### [Provided data]
******************************

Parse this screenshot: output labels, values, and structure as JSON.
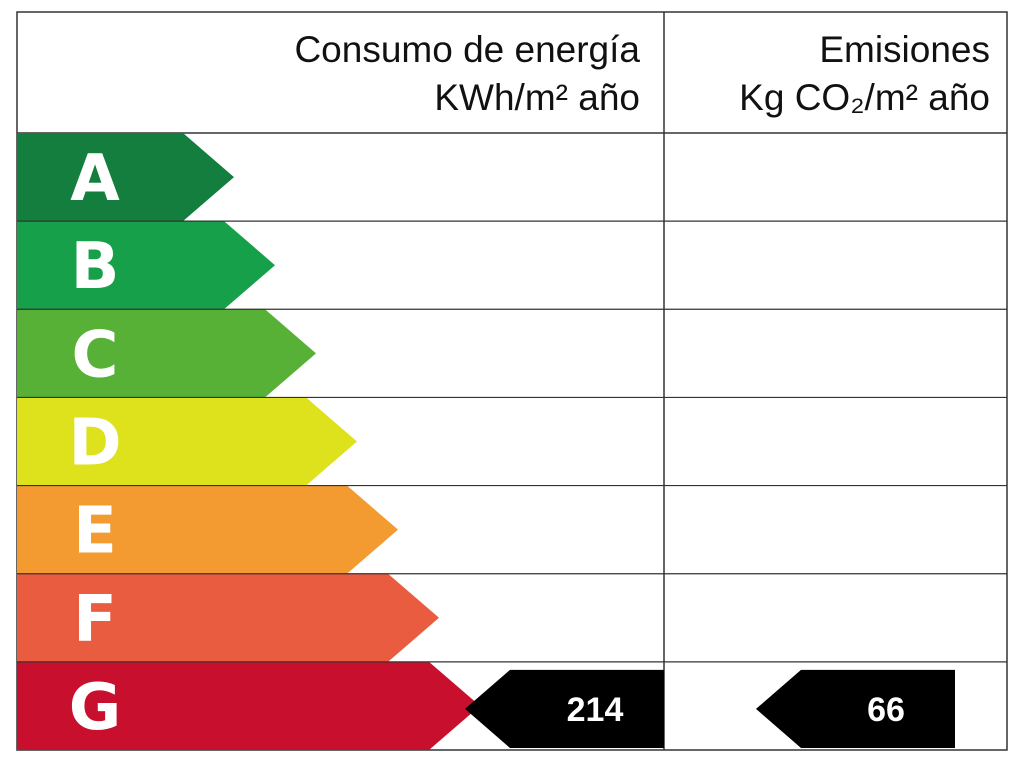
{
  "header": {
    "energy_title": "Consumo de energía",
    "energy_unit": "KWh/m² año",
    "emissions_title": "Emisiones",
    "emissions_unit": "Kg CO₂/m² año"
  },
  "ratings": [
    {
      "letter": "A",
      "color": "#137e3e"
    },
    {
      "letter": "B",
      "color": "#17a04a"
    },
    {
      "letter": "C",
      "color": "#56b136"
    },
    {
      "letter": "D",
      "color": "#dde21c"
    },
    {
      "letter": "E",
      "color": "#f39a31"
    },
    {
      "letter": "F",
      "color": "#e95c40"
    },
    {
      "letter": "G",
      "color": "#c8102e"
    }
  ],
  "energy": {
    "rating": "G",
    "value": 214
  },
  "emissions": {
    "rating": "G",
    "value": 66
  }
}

******************************

### [What the task requires]
Without including any pictures, print all of the material exactly as given.

### [Exercise result]
Parse this screenshot: output labels, values, and structure as JSON.
{
  "header": {
    "energy_title": "Consumo de energía",
    "energy_unit": "KWh/m² año",
    "emissions_title": "Emisiones",
    "emissions_unit": "Kg CO₂/m² año"
  },
  "ratings": [
    {
      "letter": "A",
      "color": "#137e3e"
    },
    {
      "letter": "B",
      "color": "#17a04a"
    },
    {
      "letter": "C",
      "color": "#56b136"
    },
    {
      "letter": "D",
      "color": "#dde21c"
    },
    {
      "letter": "E",
      "color": "#f39a31"
    },
    {
      "letter": "F",
      "color": "#e95c40"
    },
    {
      "letter": "G",
      "color": "#c8102e"
    }
  ],
  "energy": {
    "rating": "G",
    "value": 214
  },
  "emissions": {
    "rating": "G",
    "value": 66
  }
}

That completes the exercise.